Stored items:
=====

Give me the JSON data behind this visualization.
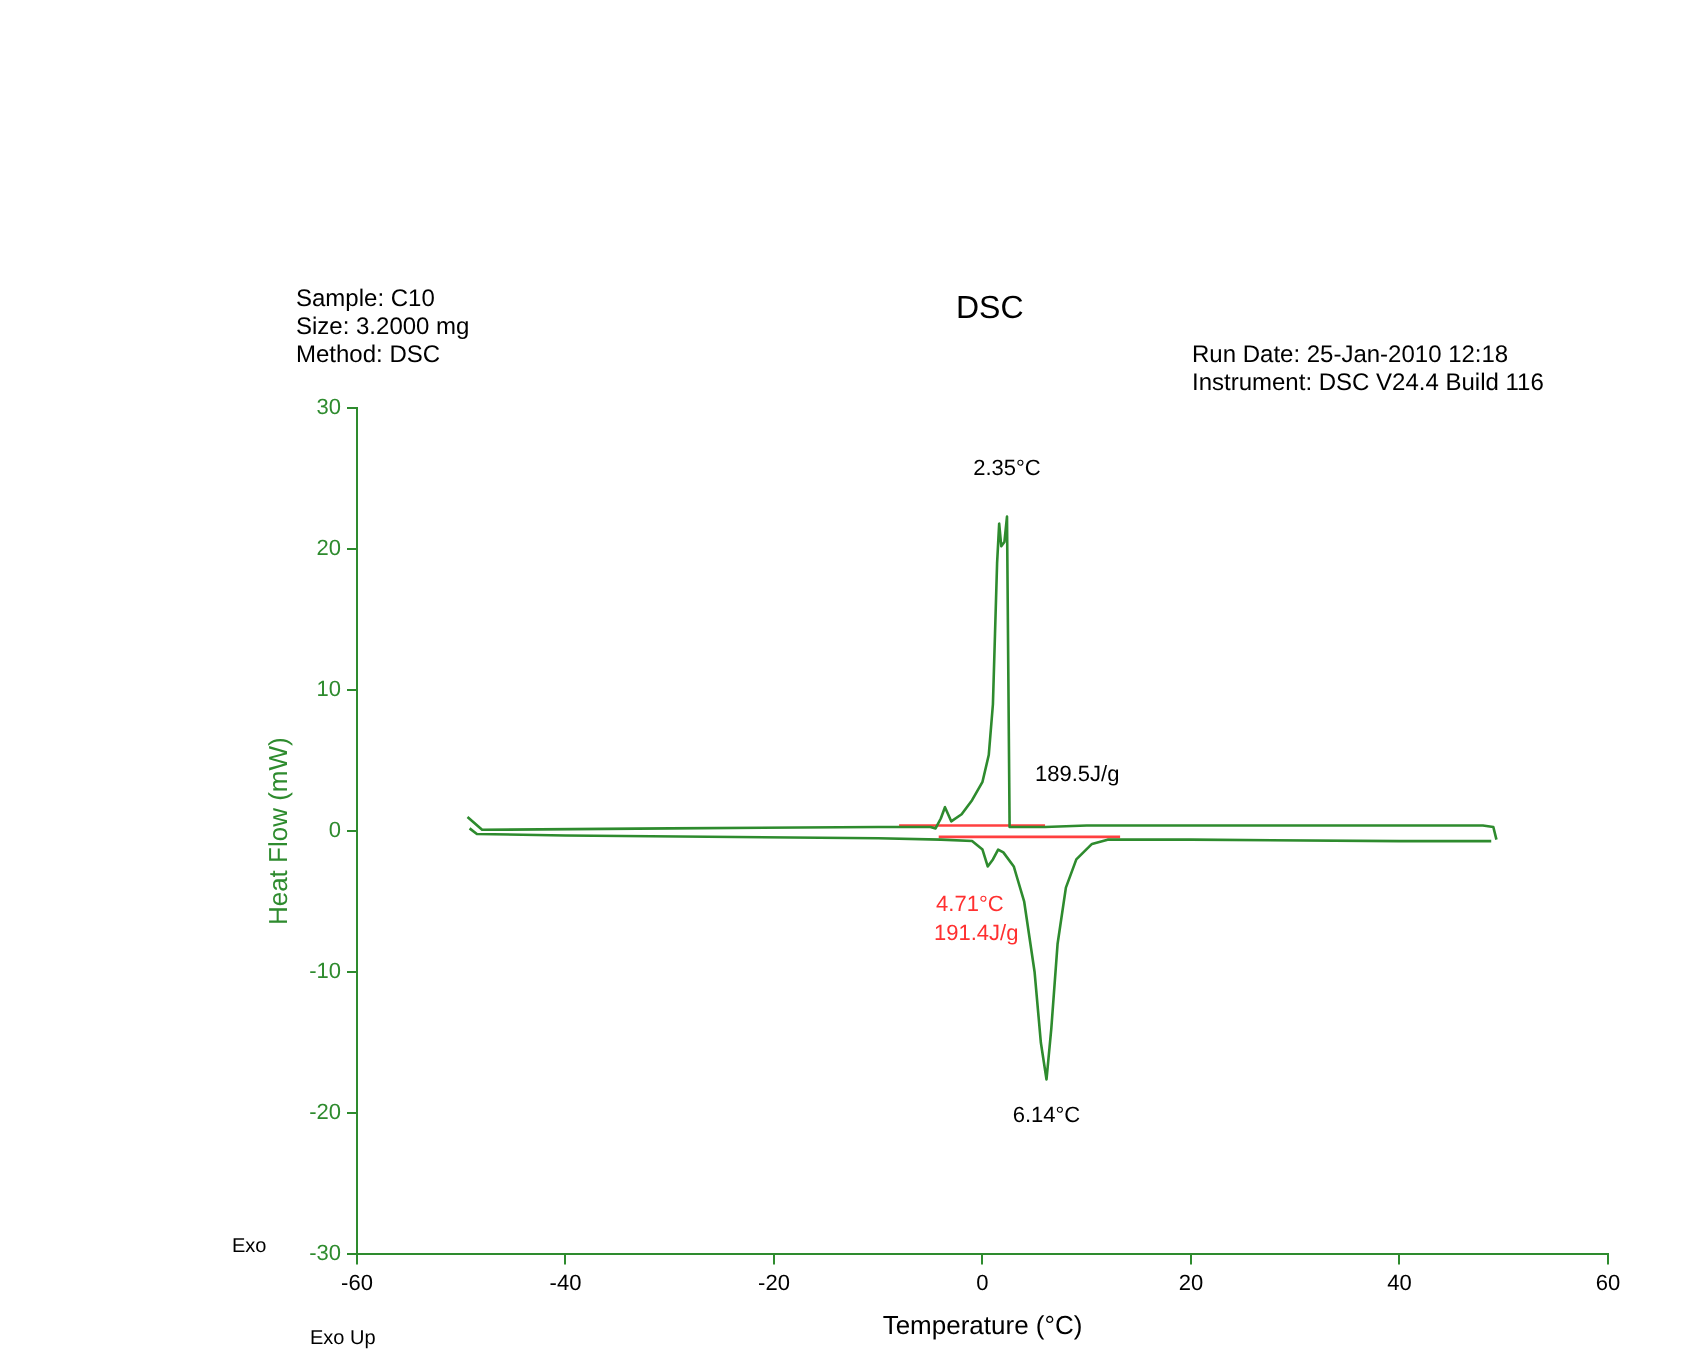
{
  "chart_data": {
    "type": "line",
    "title": "DSC",
    "xlabel": "Temperature (°C)",
    "ylabel": "Heat Flow (mW)",
    "xlim": [
      -60,
      60
    ],
    "xticks": [
      -60,
      -40,
      -20,
      0,
      20,
      40,
      60
    ],
    "ylim": [
      -30,
      30
    ],
    "yticks": [
      -30,
      -20,
      -10,
      0,
      10,
      20,
      30
    ],
    "grid": false,
    "legend": false,
    "marker": "none",
    "line_style": "solid",
    "series": [
      {
        "color": "#2e8b2e",
        "x": [
          49.3,
          49,
          48,
          30,
          10,
          6,
          2.6,
          2.35,
          2.1,
          1.8,
          1.6,
          1.4,
          1.2,
          1.0,
          0.6,
          0,
          -1,
          -2,
          -3,
          -3.6,
          -4,
          -4.5,
          -5,
          -10,
          -30,
          -48,
          -49.4
        ],
        "values": [
          -0.6,
          0.3,
          0.4,
          0.4,
          0.4,
          0.3,
          0.3,
          22.3,
          20.5,
          20.2,
          21.8,
          19,
          14,
          9,
          5.4,
          3.5,
          2.2,
          1.2,
          0.7,
          1.7,
          0.9,
          0.2,
          0.3,
          0.3,
          0.2,
          0.1,
          1.0
        ]
      },
      {
        "color": "#2e8b2e",
        "x": [
          -49.2,
          -48.5,
          -40,
          -10,
          -4,
          -1,
          0,
          0.5,
          1,
          1.5,
          2,
          3,
          4,
          5,
          5.6,
          6.14,
          6.6,
          7.2,
          8,
          9,
          10.5,
          12,
          20,
          40,
          48.8
        ],
        "values": [
          0.2,
          -0.2,
          -0.3,
          -0.5,
          -0.6,
          -0.7,
          -1.3,
          -2.5,
          -2.0,
          -1.3,
          -1.5,
          -2.5,
          -5,
          -10,
          -15,
          -17.6,
          -14,
          -8,
          -4,
          -2,
          -0.9,
          -0.6,
          -0.6,
          -0.7,
          -0.7
        ]
      },
      {
        "color": "#ff4040",
        "x": [
          -8,
          6
        ],
        "values": [
          0.4,
          0.4
        ]
      },
      {
        "color": "#ff4040",
        "x": [
          -4.2,
          13.2
        ],
        "values": [
          -0.4,
          -0.4
        ]
      }
    ],
    "annotations": [
      "Sample: C10",
      "Size: 3.2000 mg",
      "Method: DSC",
      "Run Date: 25-Jan-2010 12:18",
      "Instrument: DSC V24.4 Build 116",
      "Exo",
      "Exo Up",
      "191.4J/g",
      {
        "text": "2.35°C",
        "x": 2.35,
        "y": 22.3
      },
      {
        "text": "189.5J/g",
        "x": 2.35,
        "y": 5.4
      },
      {
        "text": "4.71°C",
        "x": 4.71,
        "y": -0.4
      },
      {
        "text": "6.14°C",
        "x": 6.14,
        "y": -17.6
      }
    ]
  }
}
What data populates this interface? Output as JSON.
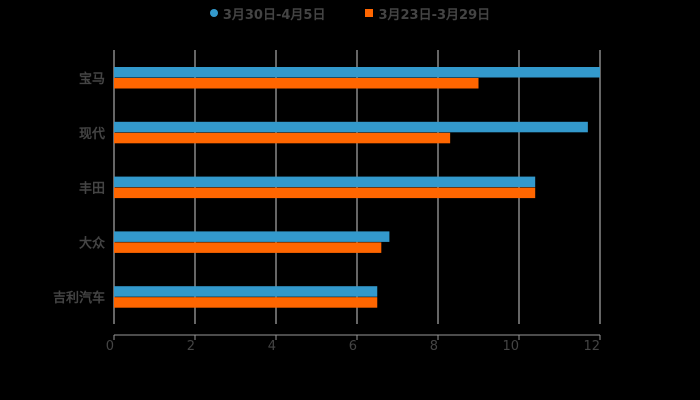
{
  "chart_data": {
    "type": "bar",
    "orientation": "horizontal",
    "categories": [
      "宝马",
      "现代",
      "丰田",
      "大众",
      "吉利汽车"
    ],
    "series": [
      {
        "name": "3月30日-4月5日",
        "color": "#3399cc",
        "marker": "circle",
        "values": [
          12.0,
          11.7,
          10.4,
          6.8,
          6.5
        ]
      },
      {
        "name": "3月23日-3月29日",
        "color": "#ff6600",
        "marker": "square",
        "values": [
          9.0,
          8.3,
          10.4,
          6.6,
          6.5
        ]
      }
    ],
    "title": "",
    "xlabel": "",
    "ylabel": "",
    "xlim": [
      0,
      12
    ],
    "xticks": [
      0,
      2,
      4,
      6,
      8,
      10,
      12
    ],
    "grid": true,
    "legend_position": "top"
  },
  "legend": {
    "series0": "3月30日-4月5日",
    "series1": "3月23日-3月29日"
  },
  "colors": {
    "background": "#000000",
    "series0": "#3399cc",
    "series1": "#ff6600",
    "grid": "#cccccc",
    "text": "#444444"
  }
}
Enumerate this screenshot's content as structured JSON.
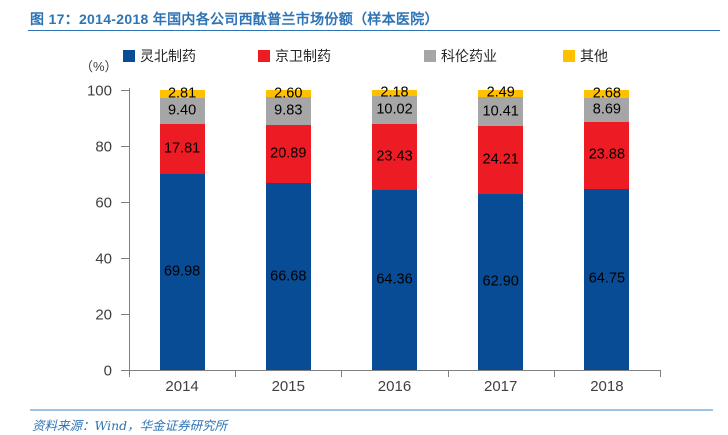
{
  "title": "图 17：2014-2018 年国内各公司西酞普兰市场份额（样本医院）",
  "unit_label": "（%）",
  "source_note": "资料来源：Wind，华金证券研究所",
  "colors": {
    "title_text": "#2E74B5",
    "title_underline": "#2E74B5",
    "footer_line": "#9DC3E6",
    "source_text": "#2E74B5",
    "axis": "#7f7f7f"
  },
  "chart_data": {
    "type": "bar",
    "stacked": true,
    "title": "2014-2018 年国内各公司西酞普兰市场份额（样本医院）",
    "categories": [
      "2014",
      "2015",
      "2016",
      "2017",
      "2018"
    ],
    "series": [
      {
        "name": "灵北制药",
        "color": "#084C96",
        "values": [
          69.98,
          66.68,
          64.36,
          62.9,
          64.75
        ]
      },
      {
        "name": "京卫制药",
        "color": "#ED1C24",
        "values": [
          17.81,
          20.89,
          23.43,
          24.21,
          23.88
        ]
      },
      {
        "name": "科伦药业",
        "color": "#A6A6A6",
        "values": [
          9.4,
          9.83,
          10.02,
          10.41,
          8.69
        ]
      },
      {
        "name": "其他",
        "color": "#FFC000",
        "values": [
          2.81,
          2.6,
          2.18,
          2.49,
          2.68
        ]
      }
    ],
    "ylabel": "（%）",
    "ylim": [
      0,
      100
    ],
    "yticks": [
      0,
      20,
      40,
      60,
      80,
      100
    ],
    "grid": false,
    "legend_position": "top",
    "data_labels": "inside-center",
    "label_decimals": 2
  }
}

=====

■ **Exercise**
Give only the number of lines above that hold the string "marker".

■ **Task output**
3